Start of Extracted entries

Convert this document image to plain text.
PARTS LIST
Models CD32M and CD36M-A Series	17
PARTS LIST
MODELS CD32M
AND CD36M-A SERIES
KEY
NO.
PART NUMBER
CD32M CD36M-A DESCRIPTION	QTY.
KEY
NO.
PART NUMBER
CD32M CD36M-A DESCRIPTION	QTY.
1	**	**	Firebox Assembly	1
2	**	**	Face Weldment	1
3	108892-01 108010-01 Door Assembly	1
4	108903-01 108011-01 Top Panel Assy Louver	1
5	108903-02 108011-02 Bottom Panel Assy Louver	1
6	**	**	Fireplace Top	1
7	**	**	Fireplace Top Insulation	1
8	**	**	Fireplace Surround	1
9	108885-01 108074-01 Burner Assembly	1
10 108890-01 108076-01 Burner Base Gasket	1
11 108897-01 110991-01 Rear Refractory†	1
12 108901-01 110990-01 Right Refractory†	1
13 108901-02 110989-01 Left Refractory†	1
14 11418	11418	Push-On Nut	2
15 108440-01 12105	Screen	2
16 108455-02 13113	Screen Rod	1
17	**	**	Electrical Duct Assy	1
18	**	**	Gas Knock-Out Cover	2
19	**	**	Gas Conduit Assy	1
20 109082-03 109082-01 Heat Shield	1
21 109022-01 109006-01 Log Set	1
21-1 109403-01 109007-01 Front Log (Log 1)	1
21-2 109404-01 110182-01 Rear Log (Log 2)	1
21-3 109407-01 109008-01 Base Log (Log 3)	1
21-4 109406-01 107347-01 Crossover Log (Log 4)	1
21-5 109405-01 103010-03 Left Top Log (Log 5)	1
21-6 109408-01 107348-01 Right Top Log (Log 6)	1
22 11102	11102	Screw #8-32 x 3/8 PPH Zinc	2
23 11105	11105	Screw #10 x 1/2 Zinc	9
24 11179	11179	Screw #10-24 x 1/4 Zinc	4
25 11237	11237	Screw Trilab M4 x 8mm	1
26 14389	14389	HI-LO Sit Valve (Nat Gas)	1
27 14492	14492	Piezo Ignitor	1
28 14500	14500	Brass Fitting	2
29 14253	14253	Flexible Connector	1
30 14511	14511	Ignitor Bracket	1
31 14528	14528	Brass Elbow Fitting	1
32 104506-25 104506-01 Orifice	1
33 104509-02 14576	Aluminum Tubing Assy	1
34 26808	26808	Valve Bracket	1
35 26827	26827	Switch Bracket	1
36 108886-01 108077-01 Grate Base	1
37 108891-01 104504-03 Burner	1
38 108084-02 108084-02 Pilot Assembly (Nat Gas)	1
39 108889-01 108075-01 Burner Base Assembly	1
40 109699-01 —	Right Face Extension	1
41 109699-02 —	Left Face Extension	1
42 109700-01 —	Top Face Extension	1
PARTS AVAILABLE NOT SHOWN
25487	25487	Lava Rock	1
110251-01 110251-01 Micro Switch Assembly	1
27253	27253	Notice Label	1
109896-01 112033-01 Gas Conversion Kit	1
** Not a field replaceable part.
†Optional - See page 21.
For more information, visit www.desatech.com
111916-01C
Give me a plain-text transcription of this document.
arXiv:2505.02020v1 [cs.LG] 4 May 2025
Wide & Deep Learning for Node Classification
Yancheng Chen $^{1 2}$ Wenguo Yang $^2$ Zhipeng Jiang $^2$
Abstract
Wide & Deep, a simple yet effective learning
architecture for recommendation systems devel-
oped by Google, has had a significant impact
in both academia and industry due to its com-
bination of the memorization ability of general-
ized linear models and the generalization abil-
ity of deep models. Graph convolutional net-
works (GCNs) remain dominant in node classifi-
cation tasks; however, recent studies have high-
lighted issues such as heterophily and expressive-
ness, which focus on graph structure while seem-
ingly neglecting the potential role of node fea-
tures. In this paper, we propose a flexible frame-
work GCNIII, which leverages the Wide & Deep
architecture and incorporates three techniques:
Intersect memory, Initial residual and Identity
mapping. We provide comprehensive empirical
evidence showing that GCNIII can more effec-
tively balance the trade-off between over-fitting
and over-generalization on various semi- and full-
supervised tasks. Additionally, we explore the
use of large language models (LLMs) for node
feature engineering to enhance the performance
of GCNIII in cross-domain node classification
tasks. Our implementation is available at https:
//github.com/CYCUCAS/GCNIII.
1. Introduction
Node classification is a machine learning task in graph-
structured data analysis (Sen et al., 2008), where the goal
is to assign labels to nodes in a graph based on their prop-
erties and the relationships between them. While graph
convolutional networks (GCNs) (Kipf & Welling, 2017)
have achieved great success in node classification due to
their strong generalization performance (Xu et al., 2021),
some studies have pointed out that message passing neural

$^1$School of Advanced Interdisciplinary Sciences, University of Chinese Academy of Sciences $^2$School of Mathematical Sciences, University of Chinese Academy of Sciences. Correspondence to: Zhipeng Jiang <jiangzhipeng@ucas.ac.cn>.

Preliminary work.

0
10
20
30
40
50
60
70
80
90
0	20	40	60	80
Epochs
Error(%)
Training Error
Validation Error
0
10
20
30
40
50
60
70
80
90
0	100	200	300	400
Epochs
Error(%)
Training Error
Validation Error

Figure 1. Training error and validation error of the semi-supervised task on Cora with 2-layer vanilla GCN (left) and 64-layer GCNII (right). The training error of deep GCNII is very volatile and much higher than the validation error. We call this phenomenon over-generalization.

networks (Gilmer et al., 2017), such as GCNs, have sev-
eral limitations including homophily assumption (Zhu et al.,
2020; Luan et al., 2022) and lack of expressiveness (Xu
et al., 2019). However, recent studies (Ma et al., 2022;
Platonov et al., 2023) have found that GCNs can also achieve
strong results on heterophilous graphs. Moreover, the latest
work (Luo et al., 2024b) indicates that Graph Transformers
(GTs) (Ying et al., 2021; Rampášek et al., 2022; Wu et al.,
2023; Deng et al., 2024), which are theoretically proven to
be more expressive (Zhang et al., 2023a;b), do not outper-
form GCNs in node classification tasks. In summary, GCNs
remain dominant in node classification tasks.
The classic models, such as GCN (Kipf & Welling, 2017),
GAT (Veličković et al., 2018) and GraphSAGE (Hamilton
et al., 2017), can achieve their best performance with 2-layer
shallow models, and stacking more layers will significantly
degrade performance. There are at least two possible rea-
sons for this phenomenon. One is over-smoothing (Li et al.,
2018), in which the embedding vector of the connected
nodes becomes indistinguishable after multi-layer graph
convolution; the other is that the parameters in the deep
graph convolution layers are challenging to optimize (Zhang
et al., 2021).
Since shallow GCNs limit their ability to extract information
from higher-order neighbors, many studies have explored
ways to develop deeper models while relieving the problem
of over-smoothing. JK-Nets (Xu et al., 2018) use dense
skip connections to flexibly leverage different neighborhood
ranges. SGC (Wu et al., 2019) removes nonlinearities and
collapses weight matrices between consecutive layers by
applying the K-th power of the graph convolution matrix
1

End of Extracted entries

Out of the material above, gather each line where "have" appears.

cation tasks; however, recent studies have high-
have achieved great success in node classification due to
some studies have pointed out that message passing neural
networks (Gilmer et al., 2017), such as GCNs, have sev-
Platonov et al., 2023) have found that GCNs can also achieve
from higher-order neighbors, many studies have explored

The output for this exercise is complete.